Short problem:
Identify the lines containing the word "Lubricating". Copy each one.

Records from a dataset:

⟨

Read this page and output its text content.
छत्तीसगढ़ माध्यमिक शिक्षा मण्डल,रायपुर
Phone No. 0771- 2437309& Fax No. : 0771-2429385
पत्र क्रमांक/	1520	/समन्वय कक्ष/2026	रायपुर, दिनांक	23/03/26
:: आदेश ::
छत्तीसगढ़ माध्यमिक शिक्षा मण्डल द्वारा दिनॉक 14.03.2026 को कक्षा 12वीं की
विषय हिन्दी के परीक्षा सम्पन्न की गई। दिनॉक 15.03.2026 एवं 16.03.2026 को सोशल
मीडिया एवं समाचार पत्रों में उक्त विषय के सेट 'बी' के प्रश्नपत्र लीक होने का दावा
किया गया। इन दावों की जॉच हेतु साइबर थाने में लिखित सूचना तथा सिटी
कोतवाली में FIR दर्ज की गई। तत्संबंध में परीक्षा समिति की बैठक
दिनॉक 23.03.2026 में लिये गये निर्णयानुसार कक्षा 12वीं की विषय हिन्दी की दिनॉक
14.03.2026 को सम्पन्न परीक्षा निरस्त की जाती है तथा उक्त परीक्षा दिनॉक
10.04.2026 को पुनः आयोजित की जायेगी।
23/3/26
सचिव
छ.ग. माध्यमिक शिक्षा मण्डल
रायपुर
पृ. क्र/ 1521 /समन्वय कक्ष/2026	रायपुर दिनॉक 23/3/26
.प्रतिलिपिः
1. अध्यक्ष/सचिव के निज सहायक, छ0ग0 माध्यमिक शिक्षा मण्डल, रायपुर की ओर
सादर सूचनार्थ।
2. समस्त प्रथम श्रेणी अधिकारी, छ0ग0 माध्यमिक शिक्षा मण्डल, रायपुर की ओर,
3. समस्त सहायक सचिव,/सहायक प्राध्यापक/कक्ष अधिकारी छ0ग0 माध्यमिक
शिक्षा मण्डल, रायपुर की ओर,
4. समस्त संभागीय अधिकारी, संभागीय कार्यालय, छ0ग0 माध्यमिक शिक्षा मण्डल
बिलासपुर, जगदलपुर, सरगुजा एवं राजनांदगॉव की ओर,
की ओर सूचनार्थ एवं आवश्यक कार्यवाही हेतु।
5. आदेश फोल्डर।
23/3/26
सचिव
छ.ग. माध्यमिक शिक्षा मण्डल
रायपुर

⟩
⟨

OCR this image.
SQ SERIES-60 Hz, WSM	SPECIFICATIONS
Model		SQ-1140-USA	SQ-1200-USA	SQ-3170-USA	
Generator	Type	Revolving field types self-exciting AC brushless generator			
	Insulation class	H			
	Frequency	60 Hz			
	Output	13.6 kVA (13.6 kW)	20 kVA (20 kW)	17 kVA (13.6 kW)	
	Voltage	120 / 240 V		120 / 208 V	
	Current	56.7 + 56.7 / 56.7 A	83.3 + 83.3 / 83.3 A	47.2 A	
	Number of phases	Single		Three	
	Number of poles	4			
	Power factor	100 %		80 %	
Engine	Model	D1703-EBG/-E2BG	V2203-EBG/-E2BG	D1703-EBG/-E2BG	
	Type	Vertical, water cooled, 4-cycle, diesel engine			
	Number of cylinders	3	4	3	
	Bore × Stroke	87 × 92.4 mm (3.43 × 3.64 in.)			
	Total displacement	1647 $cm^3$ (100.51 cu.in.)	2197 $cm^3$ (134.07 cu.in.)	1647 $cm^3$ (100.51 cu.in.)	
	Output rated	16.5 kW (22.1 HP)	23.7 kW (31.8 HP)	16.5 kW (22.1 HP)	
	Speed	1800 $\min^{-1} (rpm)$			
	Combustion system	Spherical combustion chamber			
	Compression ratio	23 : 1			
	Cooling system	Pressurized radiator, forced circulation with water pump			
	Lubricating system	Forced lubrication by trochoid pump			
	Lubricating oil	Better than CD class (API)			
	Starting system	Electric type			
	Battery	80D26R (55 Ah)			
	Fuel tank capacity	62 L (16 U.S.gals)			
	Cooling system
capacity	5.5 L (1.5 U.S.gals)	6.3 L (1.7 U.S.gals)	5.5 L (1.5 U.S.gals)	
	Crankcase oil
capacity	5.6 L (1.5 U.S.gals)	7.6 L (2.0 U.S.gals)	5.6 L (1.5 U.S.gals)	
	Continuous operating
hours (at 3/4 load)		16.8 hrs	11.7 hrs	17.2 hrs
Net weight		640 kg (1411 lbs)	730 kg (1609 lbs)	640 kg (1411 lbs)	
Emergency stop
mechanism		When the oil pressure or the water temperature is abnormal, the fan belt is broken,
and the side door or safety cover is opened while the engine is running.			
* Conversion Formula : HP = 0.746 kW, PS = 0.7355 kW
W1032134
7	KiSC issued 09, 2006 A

⟩
⟨

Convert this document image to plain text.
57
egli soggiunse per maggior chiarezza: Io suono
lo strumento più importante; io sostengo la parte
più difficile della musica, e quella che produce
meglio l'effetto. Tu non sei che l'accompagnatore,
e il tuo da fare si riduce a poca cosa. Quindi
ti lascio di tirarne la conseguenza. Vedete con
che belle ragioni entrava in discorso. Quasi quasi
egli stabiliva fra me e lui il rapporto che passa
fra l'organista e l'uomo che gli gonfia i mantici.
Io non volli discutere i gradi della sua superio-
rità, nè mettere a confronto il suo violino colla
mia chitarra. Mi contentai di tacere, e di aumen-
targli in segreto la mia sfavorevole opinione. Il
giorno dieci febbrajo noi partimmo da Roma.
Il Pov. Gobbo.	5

⟩

Response to this task:
	Lubricating system	Forced lubrication by trochoid pump			
	Lubricating oil	Better than CD class (API)			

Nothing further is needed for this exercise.